What the exercise asks
Copy out exactly the lines from the one containing "Parse this screenshot: output" to the last line of the records below, both included, and leave out any pictures.

Figure record extracts:
★ ★ ★ ★ ★ ★ ★
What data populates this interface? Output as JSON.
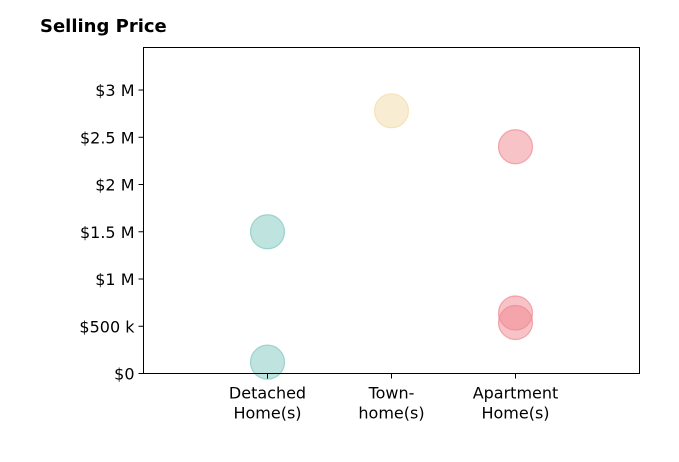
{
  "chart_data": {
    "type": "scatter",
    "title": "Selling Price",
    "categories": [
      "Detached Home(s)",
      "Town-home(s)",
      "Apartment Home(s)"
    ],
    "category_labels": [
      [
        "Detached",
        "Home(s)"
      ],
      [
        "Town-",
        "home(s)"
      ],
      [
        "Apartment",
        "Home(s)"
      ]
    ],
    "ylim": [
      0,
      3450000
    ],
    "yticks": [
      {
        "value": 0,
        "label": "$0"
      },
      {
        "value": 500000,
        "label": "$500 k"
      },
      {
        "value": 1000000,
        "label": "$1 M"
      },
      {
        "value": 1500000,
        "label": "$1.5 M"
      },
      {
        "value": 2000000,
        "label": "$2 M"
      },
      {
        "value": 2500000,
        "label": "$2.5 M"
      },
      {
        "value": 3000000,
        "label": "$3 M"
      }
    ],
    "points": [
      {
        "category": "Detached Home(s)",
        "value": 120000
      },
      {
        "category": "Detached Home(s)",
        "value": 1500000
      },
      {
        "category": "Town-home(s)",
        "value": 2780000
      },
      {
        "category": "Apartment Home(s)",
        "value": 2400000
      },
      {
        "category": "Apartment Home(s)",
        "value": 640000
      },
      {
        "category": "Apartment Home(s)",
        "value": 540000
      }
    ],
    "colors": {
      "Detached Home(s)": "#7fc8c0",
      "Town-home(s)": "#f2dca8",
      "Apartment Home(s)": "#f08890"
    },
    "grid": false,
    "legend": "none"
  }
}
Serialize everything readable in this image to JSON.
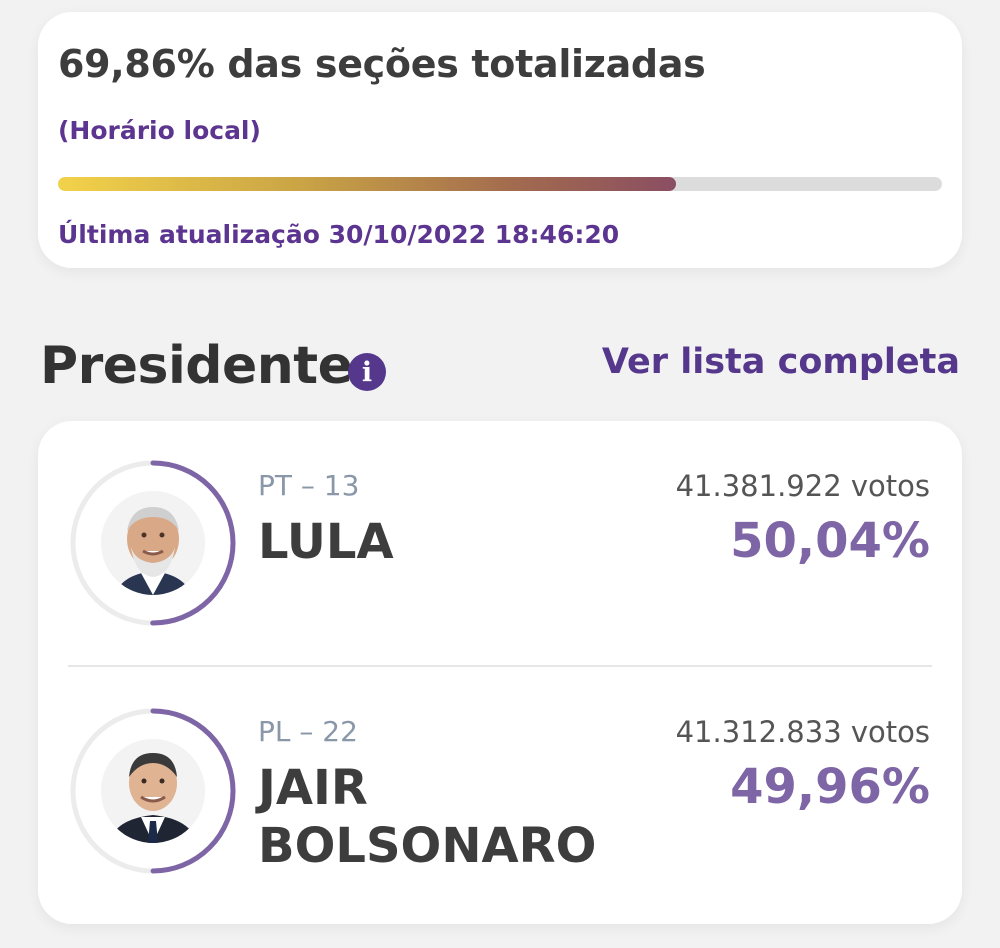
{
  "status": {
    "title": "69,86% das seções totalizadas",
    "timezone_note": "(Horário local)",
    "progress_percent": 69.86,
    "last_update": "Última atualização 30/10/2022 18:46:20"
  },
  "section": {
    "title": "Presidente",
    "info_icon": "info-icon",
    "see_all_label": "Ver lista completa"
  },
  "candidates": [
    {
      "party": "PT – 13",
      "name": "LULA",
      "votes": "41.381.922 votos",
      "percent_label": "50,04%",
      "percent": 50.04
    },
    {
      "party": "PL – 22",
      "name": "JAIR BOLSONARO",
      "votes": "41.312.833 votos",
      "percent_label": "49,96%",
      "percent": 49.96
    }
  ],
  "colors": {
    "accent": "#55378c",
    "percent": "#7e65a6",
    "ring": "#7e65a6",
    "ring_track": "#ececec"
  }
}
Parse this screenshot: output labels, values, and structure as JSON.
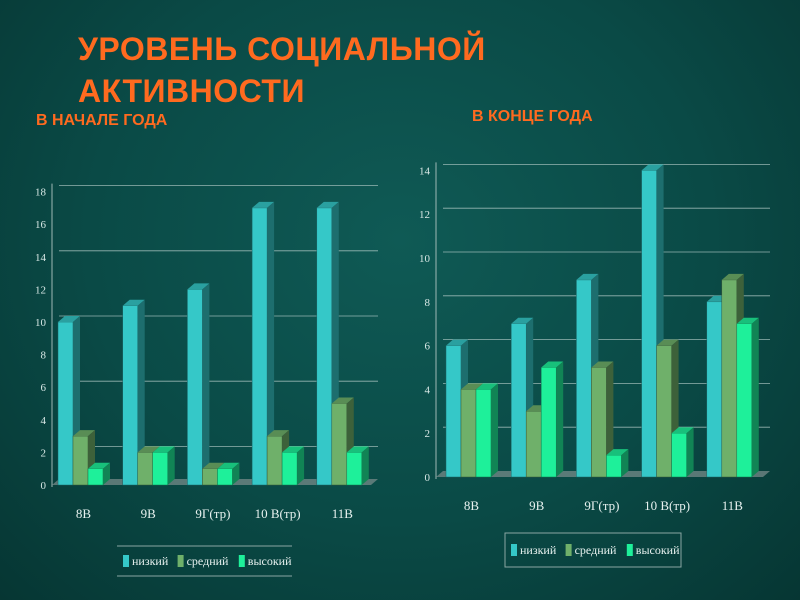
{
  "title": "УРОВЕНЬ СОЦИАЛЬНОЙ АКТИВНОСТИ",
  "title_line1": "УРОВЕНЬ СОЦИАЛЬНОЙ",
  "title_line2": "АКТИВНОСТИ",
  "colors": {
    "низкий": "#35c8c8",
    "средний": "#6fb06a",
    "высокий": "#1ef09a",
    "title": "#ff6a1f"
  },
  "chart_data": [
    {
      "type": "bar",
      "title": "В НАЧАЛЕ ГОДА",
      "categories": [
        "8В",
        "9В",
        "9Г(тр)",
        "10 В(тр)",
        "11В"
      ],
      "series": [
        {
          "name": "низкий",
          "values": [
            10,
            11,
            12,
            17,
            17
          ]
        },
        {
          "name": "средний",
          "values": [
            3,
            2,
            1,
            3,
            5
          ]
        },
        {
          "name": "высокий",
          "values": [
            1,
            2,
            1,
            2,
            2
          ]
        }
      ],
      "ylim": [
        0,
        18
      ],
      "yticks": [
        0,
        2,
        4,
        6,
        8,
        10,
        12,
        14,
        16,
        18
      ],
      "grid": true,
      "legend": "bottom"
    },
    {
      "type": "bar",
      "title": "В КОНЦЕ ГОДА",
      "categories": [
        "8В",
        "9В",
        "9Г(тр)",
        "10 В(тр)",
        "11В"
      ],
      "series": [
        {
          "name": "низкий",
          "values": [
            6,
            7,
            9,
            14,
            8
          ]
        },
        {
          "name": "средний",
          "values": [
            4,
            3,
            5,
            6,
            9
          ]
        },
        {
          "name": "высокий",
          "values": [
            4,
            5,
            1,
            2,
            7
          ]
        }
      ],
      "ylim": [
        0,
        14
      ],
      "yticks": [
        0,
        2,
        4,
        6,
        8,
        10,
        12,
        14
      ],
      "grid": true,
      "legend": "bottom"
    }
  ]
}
★ ★ ★ ★ ★ ★ ★
Correct output
Parse this screenshot: output labels, values, and structure as JSON.
{
  "title": "УРОВЕНЬ СОЦИАЛЬНОЙ АКТИВНОСТИ",
  "title_line1": "УРОВЕНЬ СОЦИАЛЬНОЙ",
  "title_line2": "АКТИВНОСТИ",
  "colors": {
    "низкий": "#35c8c8",
    "средний": "#6fb06a",
    "высокий": "#1ef09a",
    "title": "#ff6a1f"
  },
  "chart_data": [
    {
      "type": "bar",
      "title": "В НАЧАЛЕ ГОДА",
      "categories": [
        "8В",
        "9В",
        "9Г(тр)",
        "10 В(тр)",
        "11В"
      ],
      "series": [
        {
          "name": "низкий",
          "values": [
            10,
            11,
            12,
            17,
            17
          ]
        },
        {
          "name": "средний",
          "values": [
            3,
            2,
            1,
            3,
            5
          ]
        },
        {
          "name": "высокий",
          "values": [
            1,
            2,
            1,
            2,
            2
          ]
        }
      ],
      "ylim": [
        0,
        18
      ],
      "yticks": [
        0,
        2,
        4,
        6,
        8,
        10,
        12,
        14,
        16,
        18
      ],
      "grid": true,
      "legend": "bottom"
    },
    {
      "type": "bar",
      "title": "В КОНЦЕ ГОДА",
      "categories": [
        "8В",
        "9В",
        "9Г(тр)",
        "10 В(тр)",
        "11В"
      ],
      "series": [
        {
          "name": "низкий",
          "values": [
            6,
            7,
            9,
            14,
            8
          ]
        },
        {
          "name": "средний",
          "values": [
            4,
            3,
            5,
            6,
            9
          ]
        },
        {
          "name": "высокий",
          "values": [
            4,
            5,
            1,
            2,
            7
          ]
        }
      ],
      "ylim": [
        0,
        14
      ],
      "yticks": [
        0,
        2,
        4,
        6,
        8,
        10,
        12,
        14
      ],
      "grid": true,
      "legend": "bottom"
    }
  ]
}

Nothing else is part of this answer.